Records —
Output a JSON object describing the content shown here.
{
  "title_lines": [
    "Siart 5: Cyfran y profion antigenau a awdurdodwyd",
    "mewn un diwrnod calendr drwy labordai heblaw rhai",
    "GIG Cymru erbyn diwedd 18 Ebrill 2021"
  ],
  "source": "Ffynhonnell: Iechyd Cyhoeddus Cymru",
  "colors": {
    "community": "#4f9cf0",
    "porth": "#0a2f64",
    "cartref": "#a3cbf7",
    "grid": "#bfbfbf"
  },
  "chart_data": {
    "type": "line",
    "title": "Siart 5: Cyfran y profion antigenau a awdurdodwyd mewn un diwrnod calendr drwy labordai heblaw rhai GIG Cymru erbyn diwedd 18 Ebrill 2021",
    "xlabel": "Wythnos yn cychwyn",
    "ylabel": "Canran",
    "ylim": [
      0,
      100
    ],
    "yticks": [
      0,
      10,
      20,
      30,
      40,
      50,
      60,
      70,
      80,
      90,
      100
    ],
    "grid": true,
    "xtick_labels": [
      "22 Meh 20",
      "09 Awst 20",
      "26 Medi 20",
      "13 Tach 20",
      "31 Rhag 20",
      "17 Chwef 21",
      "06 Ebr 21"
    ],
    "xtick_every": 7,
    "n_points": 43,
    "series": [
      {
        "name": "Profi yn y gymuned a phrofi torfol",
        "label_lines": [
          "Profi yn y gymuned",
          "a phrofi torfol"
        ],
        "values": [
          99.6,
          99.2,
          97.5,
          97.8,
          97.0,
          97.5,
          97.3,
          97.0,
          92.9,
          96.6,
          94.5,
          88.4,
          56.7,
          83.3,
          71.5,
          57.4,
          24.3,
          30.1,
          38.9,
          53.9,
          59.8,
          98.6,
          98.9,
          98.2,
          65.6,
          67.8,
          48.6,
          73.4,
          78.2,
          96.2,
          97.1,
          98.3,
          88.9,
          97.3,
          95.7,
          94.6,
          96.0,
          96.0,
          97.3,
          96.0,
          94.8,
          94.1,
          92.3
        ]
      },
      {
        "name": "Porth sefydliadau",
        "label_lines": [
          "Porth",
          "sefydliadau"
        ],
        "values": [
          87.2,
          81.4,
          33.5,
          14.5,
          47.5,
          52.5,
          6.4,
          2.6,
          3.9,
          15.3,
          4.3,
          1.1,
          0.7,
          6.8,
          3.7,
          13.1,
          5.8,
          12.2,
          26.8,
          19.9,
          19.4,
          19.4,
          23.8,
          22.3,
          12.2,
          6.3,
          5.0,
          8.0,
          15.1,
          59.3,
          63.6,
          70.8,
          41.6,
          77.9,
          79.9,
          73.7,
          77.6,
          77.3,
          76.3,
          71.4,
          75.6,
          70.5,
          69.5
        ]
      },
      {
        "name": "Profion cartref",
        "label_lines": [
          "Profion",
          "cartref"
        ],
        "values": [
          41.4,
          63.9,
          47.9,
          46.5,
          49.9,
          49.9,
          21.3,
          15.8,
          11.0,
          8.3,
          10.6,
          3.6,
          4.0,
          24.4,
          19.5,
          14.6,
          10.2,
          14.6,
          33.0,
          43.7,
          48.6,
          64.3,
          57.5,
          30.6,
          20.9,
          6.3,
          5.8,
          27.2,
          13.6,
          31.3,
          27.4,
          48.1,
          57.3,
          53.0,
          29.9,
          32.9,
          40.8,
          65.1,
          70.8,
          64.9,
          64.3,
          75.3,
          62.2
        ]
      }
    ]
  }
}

Written task — Using the data above, reproduce every line exactly.

Answer to this problem —
Output a JSON object describing the content shown here.
{
  "title_lines": [
    "Siart 5: Cyfran y profion antigenau a awdurdodwyd",
    "mewn un diwrnod calendr drwy labordai heblaw rhai",
    "GIG Cymru erbyn diwedd 18 Ebrill 2021"
  ],
  "source": "Ffynhonnell: Iechyd Cyhoeddus Cymru",
  "colors": {
    "community": "#4f9cf0",
    "porth": "#0a2f64",
    "cartref": "#a3cbf7",
    "grid": "#bfbfbf"
  },
  "chart_data": {
    "type": "line",
    "title": "Siart 5: Cyfran y profion antigenau a awdurdodwyd mewn un diwrnod calendr drwy labordai heblaw rhai GIG Cymru erbyn diwedd 18 Ebrill 2021",
    "xlabel": "Wythnos yn cychwyn",
    "ylabel": "Canran",
    "ylim": [
      0,
      100
    ],
    "yticks": [
      0,
      10,
      20,
      30,
      40,
      50,
      60,
      70,
      80,
      90,
      100
    ],
    "grid": true,
    "xtick_labels": [
      "22 Meh 20",
      "09 Awst 20",
      "26 Medi 20",
      "13 Tach 20",
      "31 Rhag 20",
      "17 Chwef 21",
      "06 Ebr 21"
    ],
    "xtick_every": 7,
    "n_points": 43,
    "series": [
      {
        "name": "Profi yn y gymuned a phrofi torfol",
        "label_lines": [
          "Profi yn y gymuned",
          "a phrofi torfol"
        ],
        "values": [
          99.6,
          99.2,
          97.5,
          97.8,
          97.0,
          97.5,
          97.3,
          97.0,
          92.9,
          96.6,
          94.5,
          88.4,
          56.7,
          83.3,
          71.5,
          57.4,
          24.3,
          30.1,
          38.9,
          53.9,
          59.8,
          98.6,
          98.9,
          98.2,
          65.6,
          67.8,
          48.6,
          73.4,
          78.2,
          96.2,
          97.1,
          98.3,
          88.9,
          97.3,
          95.7,
          94.6,
          96.0,
          96.0,
          97.3,
          96.0,
          94.8,
          94.1,
          92.3
        ]
      },
      {
        "name": "Porth sefydliadau",
        "label_lines": [
          "Porth",
          "sefydliadau"
        ],
        "values": [
          87.2,
          81.4,
          33.5,
          14.5,
          47.5,
          52.5,
          6.4,
          2.6,
          3.9,
          15.3,
          4.3,
          1.1,
          0.7,
          6.8,
          3.7,
          13.1,
          5.8,
          12.2,
          26.8,
          19.9,
          19.4,
          19.4,
          23.8,
          22.3,
          12.2,
          6.3,
          5.0,
          8.0,
          15.1,
          59.3,
          63.6,
          70.8,
          41.6,
          77.9,
          79.9,
          73.7,
          77.6,
          77.3,
          76.3,
          71.4,
          75.6,
          70.5,
          69.5
        ]
      },
      {
        "name": "Profion cartref",
        "label_lines": [
          "Profion",
          "cartref"
        ],
        "values": [
          41.4,
          63.9,
          47.9,
          46.5,
          49.9,
          49.9,
          21.3,
          15.8,
          11.0,
          8.3,
          10.6,
          3.6,
          4.0,
          24.4,
          19.5,
          14.6,
          10.2,
          14.6,
          33.0,
          43.7,
          48.6,
          64.3,
          57.5,
          30.6,
          20.9,
          6.3,
          5.8,
          27.2,
          13.6,
          31.3,
          27.4,
          48.1,
          57.3,
          53.0,
          29.9,
          32.9,
          40.8,
          65.1,
          70.8,
          64.9,
          64.3,
          75.3,
          62.2
        ]
      }
    ]
  }
}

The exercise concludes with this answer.